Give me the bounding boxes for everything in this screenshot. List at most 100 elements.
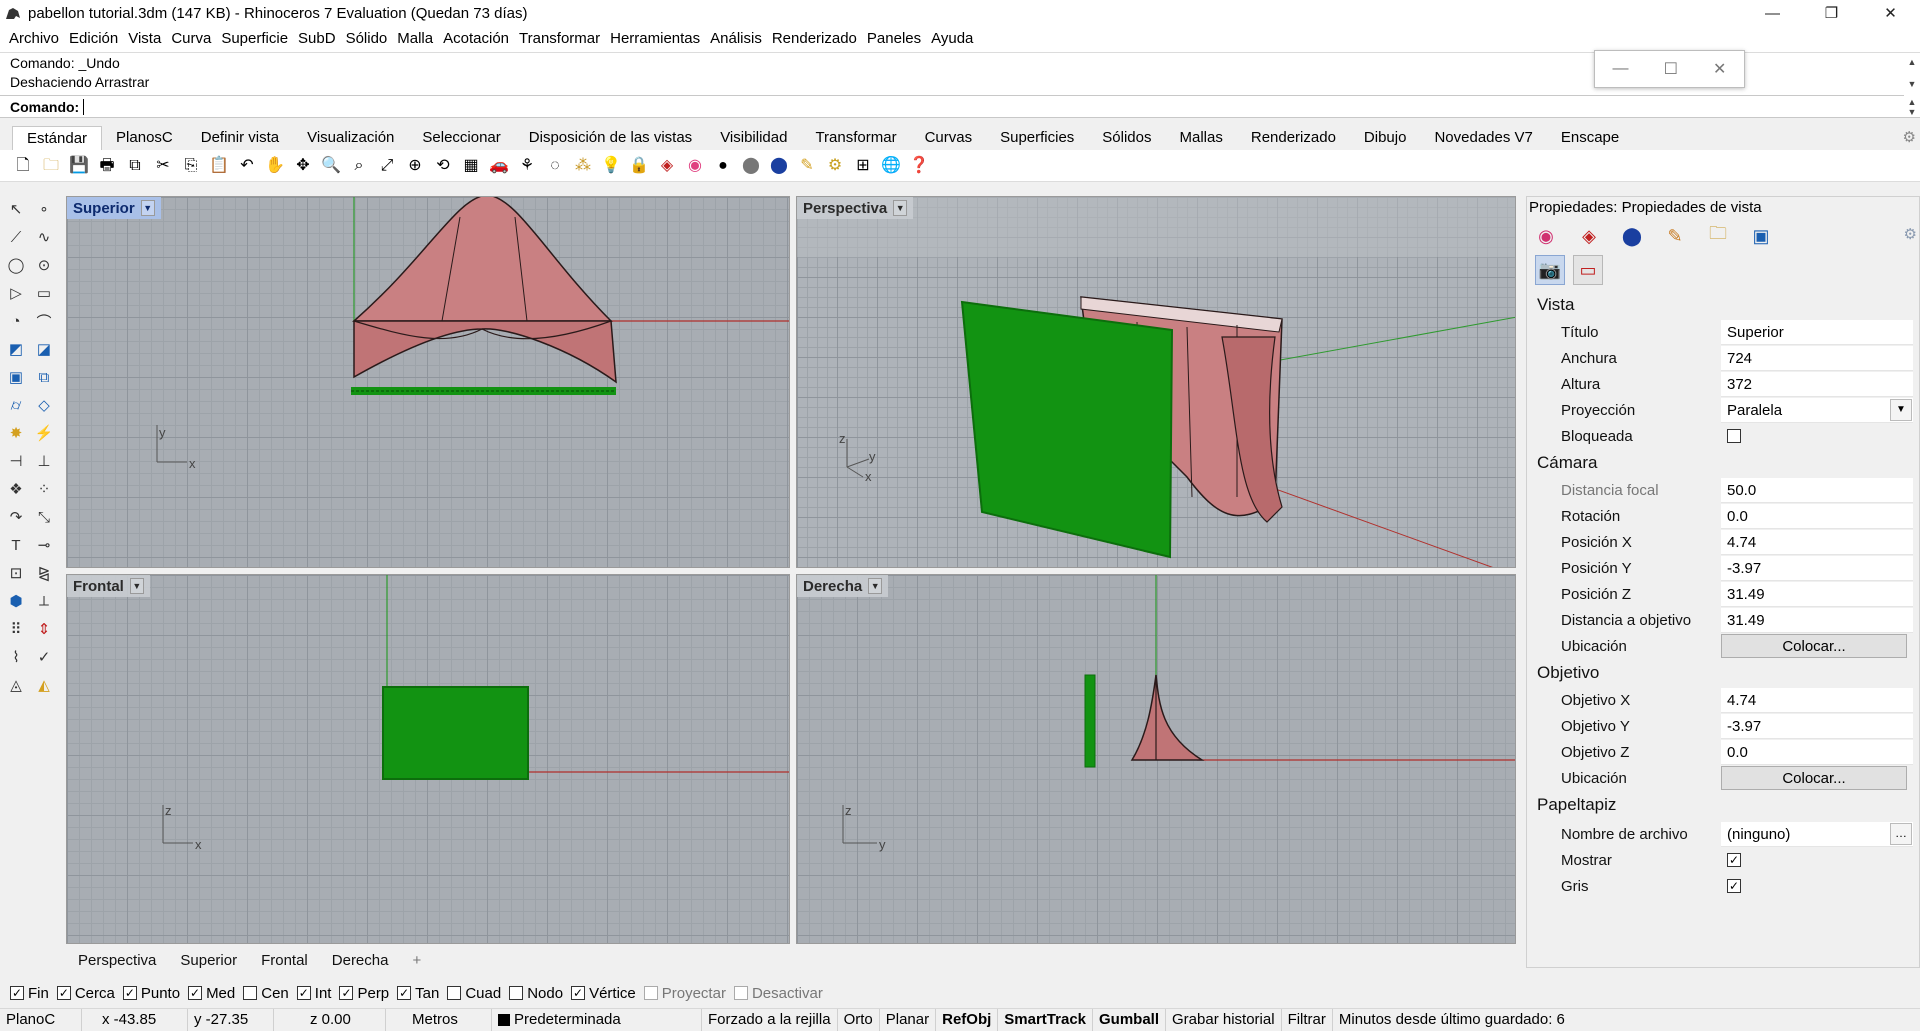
--
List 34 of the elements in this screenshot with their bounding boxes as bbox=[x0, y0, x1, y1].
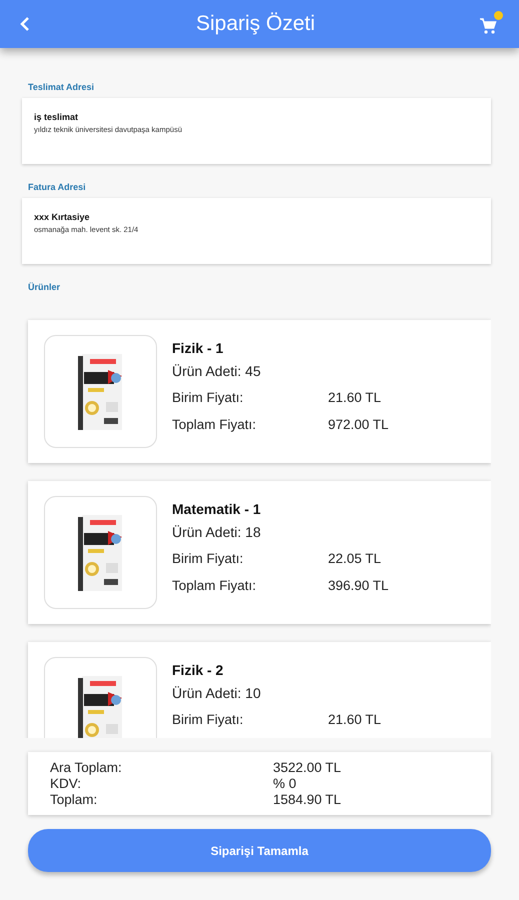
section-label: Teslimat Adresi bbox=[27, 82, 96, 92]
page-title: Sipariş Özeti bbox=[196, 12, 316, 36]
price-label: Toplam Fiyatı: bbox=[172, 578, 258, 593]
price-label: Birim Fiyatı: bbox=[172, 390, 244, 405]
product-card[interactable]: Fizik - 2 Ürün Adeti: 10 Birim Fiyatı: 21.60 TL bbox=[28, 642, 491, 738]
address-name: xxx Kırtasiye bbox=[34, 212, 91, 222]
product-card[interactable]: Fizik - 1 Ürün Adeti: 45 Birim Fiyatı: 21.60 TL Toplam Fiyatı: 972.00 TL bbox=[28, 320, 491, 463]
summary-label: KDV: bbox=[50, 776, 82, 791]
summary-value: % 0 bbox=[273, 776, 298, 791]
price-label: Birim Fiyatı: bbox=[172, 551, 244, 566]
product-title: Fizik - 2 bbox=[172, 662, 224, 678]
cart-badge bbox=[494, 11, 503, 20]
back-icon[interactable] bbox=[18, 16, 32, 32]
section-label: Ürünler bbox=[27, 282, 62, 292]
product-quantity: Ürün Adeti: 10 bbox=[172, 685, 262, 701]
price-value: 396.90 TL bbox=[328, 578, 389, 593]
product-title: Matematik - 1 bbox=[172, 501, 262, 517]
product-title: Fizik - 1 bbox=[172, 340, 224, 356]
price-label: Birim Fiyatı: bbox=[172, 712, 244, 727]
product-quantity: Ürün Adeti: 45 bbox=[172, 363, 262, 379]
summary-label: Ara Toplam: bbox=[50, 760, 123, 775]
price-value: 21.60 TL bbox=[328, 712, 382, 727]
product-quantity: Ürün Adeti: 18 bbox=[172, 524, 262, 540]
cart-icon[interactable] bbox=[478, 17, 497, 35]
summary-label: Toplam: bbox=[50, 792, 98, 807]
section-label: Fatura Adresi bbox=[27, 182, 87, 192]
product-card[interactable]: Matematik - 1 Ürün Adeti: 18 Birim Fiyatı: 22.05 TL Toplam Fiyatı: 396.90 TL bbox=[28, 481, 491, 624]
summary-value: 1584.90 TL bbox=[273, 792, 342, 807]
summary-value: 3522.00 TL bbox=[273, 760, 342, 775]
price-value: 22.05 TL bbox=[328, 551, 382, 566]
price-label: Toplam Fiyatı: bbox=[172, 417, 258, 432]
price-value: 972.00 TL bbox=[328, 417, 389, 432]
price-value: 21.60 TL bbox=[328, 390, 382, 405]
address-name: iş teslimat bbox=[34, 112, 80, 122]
--
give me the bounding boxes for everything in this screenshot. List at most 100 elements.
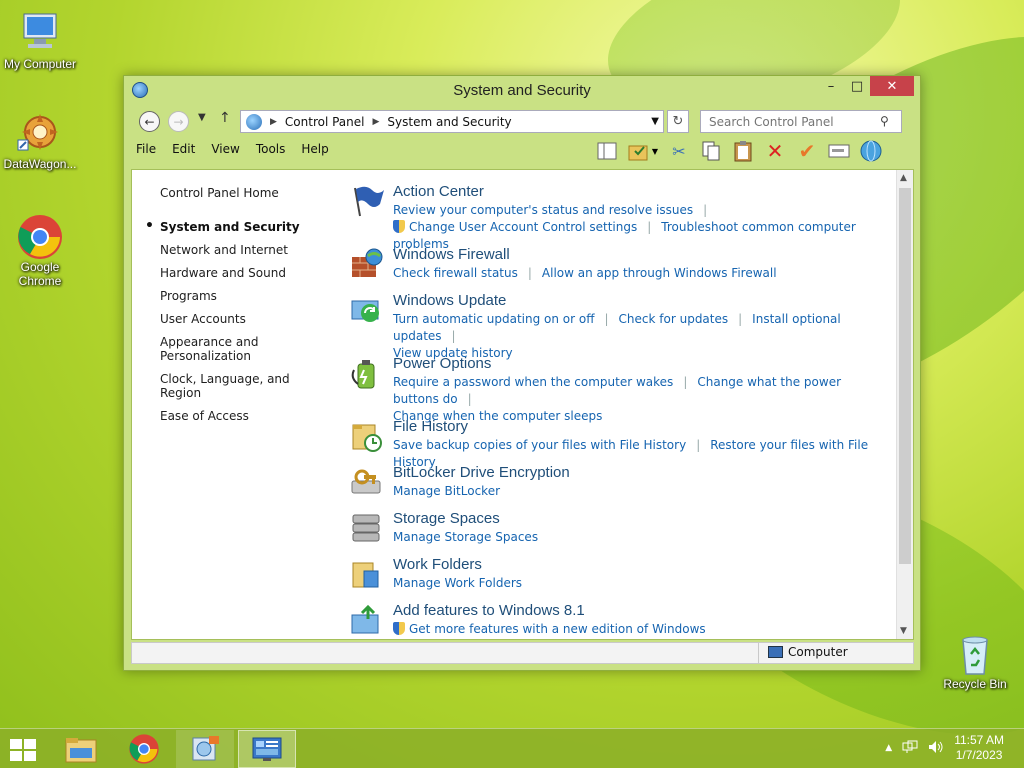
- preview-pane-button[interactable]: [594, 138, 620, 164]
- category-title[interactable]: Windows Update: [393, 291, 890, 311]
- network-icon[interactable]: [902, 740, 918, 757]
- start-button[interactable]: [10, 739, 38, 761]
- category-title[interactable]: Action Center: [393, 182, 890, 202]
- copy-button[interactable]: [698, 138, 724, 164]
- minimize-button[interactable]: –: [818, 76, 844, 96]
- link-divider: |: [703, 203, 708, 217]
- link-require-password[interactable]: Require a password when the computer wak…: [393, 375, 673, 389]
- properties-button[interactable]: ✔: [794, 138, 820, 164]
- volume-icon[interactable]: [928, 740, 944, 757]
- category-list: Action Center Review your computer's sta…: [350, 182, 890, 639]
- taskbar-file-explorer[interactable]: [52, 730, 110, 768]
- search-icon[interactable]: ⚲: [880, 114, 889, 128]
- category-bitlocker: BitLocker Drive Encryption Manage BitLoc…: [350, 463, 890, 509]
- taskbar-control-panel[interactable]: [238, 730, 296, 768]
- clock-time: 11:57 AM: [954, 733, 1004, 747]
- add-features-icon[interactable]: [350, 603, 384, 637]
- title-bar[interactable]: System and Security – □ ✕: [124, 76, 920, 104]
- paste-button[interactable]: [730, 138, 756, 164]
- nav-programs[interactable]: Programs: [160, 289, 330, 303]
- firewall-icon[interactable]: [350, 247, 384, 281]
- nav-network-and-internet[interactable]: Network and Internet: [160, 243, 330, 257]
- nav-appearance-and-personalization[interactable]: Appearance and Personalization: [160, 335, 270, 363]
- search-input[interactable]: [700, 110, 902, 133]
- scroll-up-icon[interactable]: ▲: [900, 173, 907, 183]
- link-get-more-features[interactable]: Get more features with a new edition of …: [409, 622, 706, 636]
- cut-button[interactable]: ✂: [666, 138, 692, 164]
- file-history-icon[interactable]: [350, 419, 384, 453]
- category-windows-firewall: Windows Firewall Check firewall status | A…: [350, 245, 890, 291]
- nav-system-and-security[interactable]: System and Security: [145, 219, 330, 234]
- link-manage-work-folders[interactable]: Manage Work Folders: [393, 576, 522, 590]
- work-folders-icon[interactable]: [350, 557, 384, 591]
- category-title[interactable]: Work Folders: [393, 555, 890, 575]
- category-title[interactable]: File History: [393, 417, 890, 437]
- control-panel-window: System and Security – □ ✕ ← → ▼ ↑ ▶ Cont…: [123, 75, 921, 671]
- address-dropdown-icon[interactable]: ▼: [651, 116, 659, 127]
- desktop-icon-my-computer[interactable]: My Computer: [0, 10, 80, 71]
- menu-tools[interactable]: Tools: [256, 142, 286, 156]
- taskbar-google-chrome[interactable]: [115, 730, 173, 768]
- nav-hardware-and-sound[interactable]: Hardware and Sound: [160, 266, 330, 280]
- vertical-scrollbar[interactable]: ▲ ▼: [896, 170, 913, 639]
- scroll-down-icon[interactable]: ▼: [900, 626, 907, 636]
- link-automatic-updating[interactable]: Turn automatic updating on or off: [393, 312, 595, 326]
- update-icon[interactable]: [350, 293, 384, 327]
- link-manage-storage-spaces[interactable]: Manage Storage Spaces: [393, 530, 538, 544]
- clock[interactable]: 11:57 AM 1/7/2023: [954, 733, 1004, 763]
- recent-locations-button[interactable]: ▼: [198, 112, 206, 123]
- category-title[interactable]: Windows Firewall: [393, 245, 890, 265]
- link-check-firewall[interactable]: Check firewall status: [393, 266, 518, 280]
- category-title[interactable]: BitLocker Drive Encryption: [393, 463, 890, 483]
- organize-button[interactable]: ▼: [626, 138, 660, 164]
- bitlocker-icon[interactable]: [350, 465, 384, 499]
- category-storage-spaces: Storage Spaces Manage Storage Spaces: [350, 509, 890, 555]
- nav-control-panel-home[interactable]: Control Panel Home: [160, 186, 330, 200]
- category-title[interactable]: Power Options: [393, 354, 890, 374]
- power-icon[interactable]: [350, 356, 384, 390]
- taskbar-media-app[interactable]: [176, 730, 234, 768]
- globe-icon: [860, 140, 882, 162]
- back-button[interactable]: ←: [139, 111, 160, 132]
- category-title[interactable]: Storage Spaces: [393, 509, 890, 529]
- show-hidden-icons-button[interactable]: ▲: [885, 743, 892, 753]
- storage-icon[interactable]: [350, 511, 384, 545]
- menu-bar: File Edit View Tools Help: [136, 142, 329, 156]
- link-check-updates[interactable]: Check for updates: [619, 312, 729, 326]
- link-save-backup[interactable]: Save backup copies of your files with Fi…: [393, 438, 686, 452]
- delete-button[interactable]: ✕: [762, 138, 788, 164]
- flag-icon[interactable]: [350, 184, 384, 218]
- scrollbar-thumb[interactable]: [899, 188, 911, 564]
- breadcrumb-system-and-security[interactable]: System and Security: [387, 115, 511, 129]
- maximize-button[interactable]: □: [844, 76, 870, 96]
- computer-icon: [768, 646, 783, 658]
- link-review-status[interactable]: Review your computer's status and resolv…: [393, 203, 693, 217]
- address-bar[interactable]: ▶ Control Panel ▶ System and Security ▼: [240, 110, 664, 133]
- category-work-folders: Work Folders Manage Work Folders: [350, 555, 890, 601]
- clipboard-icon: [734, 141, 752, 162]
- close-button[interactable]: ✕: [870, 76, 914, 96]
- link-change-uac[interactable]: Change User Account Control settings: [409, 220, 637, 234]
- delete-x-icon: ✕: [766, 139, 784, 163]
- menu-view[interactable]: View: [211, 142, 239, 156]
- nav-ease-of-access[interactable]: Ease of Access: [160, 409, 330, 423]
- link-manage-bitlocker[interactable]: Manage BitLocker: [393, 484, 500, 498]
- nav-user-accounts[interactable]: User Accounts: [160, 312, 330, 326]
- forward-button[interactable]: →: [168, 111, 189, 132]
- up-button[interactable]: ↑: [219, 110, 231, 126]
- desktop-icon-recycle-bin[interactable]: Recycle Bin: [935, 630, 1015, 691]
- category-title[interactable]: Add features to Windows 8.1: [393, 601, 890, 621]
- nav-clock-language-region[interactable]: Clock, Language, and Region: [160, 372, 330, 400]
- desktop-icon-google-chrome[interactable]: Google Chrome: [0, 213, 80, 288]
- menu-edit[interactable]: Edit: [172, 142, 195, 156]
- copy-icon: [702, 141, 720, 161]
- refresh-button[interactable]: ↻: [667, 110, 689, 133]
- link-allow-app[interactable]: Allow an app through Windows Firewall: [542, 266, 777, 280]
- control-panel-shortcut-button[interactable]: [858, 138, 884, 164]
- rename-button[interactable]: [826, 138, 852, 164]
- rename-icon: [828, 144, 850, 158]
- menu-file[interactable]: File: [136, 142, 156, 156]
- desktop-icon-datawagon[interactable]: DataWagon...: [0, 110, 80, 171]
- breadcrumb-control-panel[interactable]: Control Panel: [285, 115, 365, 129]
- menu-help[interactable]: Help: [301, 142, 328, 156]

Stated exercise: Please copy the material word for word, starting at the line that contains "List 34 of the" and stopping after the line that contains "section-label: Ürünler bbox=[27, 282, 62, 292]", with both of those lines included. Leave the pictures out of your copy.

Solution below:
List 34 of the elements in this screenshot with their bounding boxes as bbox=[x0, y0, x1, y1].
section-label: Teslimat Adresi bbox=[27, 82, 96, 92]
page-title: Sipariş Özeti bbox=[196, 12, 316, 36]
price-label: Toplam Fiyatı: bbox=[172, 578, 258, 593]
price-label: Birim Fiyatı: bbox=[172, 390, 244, 405]
product-card[interactable]: Fizik - 2 Ürün Adeti: 10 Birim Fiyatı: 21.60 TL bbox=[28, 642, 491, 738]
address-name: xxx Kırtasiye bbox=[34, 212, 91, 222]
product-card[interactable]: Fizik - 1 Ürün Adeti: 45 Birim Fiyatı: 21.60 TL Toplam Fiyatı: 972.00 TL bbox=[28, 320, 491, 463]
summary-label: KDV: bbox=[50, 776, 82, 791]
summary-value: % 0 bbox=[273, 776, 298, 791]
price-label: Birim Fiyatı: bbox=[172, 551, 244, 566]
product-title: Fizik - 2 bbox=[172, 662, 224, 678]
cart-badge bbox=[494, 11, 503, 20]
back-icon[interactable] bbox=[18, 16, 32, 32]
section-label: Ürünler bbox=[27, 282, 62, 292]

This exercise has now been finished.